— BEGIN —
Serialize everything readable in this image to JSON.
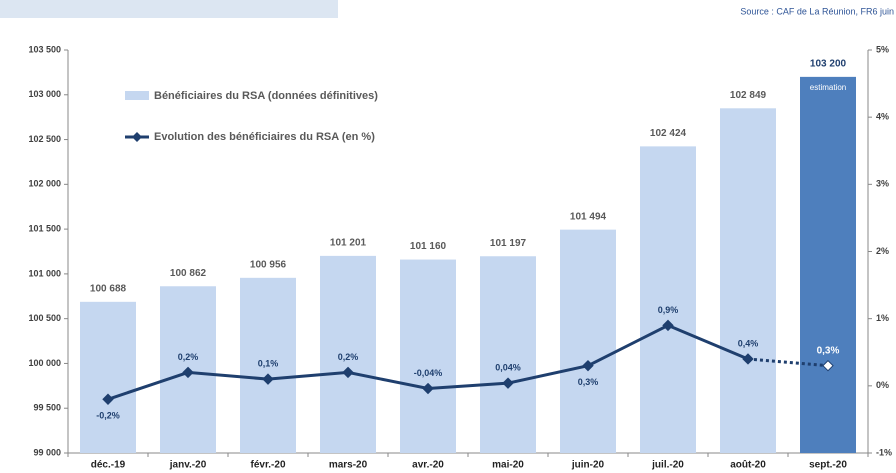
{
  "chart_data": {
    "type": "bar_line",
    "source": "Source : CAF de La Réunion, FR6 juin",
    "categories": [
      "déc.-19",
      "janv.-20",
      "févr.-20",
      "mars-20",
      "avr.-20",
      "mai-20",
      "juin-20",
      "juil.-20",
      "août-20",
      "sept.-20"
    ],
    "series": [
      {
        "name": "Bénéficiaires du RSA (données définitives)",
        "type": "bar",
        "colors": [
          "#c5d7f0",
          "#c5d7f0",
          "#c5d7f0",
          "#c5d7f0",
          "#c5d7f0",
          "#c5d7f0",
          "#c5d7f0",
          "#c5d7f0",
          "#c5d7f0",
          "#4e7fbd"
        ],
        "values": [
          100688,
          100862,
          100956,
          101201,
          101160,
          101197,
          101494,
          102424,
          102849,
          103200
        ],
        "value_labels": [
          "100 688",
          "100 862",
          "100 956",
          "101 201",
          "101 160",
          "101 197",
          "101 494",
          "102 424",
          "102 849",
          "103 200"
        ]
      },
      {
        "name": "Evolution des bénéficiaires du RSA (en %)",
        "type": "line",
        "axis": "y2",
        "color": "#1f3f6e",
        "values": [
          -0.2,
          0.2,
          0.1,
          0.2,
          -0.04,
          0.04,
          0.3,
          0.9,
          0.4,
          0.3
        ],
        "value_labels": [
          "-0,2%",
          "0,2%",
          "0,1%",
          "0,2%",
          "-0,04%",
          "0,04%",
          "0,3%",
          "0,9%",
          "0,4%",
          "0,3%"
        ],
        "dotted_from_index": 8
      }
    ],
    "annotation": "estimation",
    "ylim": [
      99000,
      103500
    ],
    "yticks": [
      {
        "value": 99000,
        "label": "99 000"
      },
      {
        "value": 99500,
        "label": "99 500"
      },
      {
        "value": 100000,
        "label": "100 000"
      },
      {
        "value": 100500,
        "label": "100 500"
      },
      {
        "value": 101000,
        "label": "101 000"
      },
      {
        "value": 101500,
        "label": "101 500"
      },
      {
        "value": 102000,
        "label": "102 000"
      },
      {
        "value": 102500,
        "label": "102 500"
      },
      {
        "value": 103000,
        "label": "103 000"
      },
      {
        "value": 103500,
        "label": "103 500"
      }
    ],
    "y2lim": [
      -1,
      5
    ],
    "y2ticks": [
      {
        "value": -1,
        "label": "-1%"
      },
      {
        "value": 0,
        "label": "0%"
      },
      {
        "value": 1,
        "label": "1%"
      },
      {
        "value": 2,
        "label": "2%"
      },
      {
        "value": 3,
        "label": "3%"
      },
      {
        "value": 4,
        "label": "4%"
      },
      {
        "value": 5,
        "label": "5%"
      }
    ]
  }
}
— END —
◆ What to produce ◆
Find the lines holding "juin" and list every one.

◆ Full output ◆
    "source": "Source : CAF de La Réunion, FR6 juin",
      "juin-20",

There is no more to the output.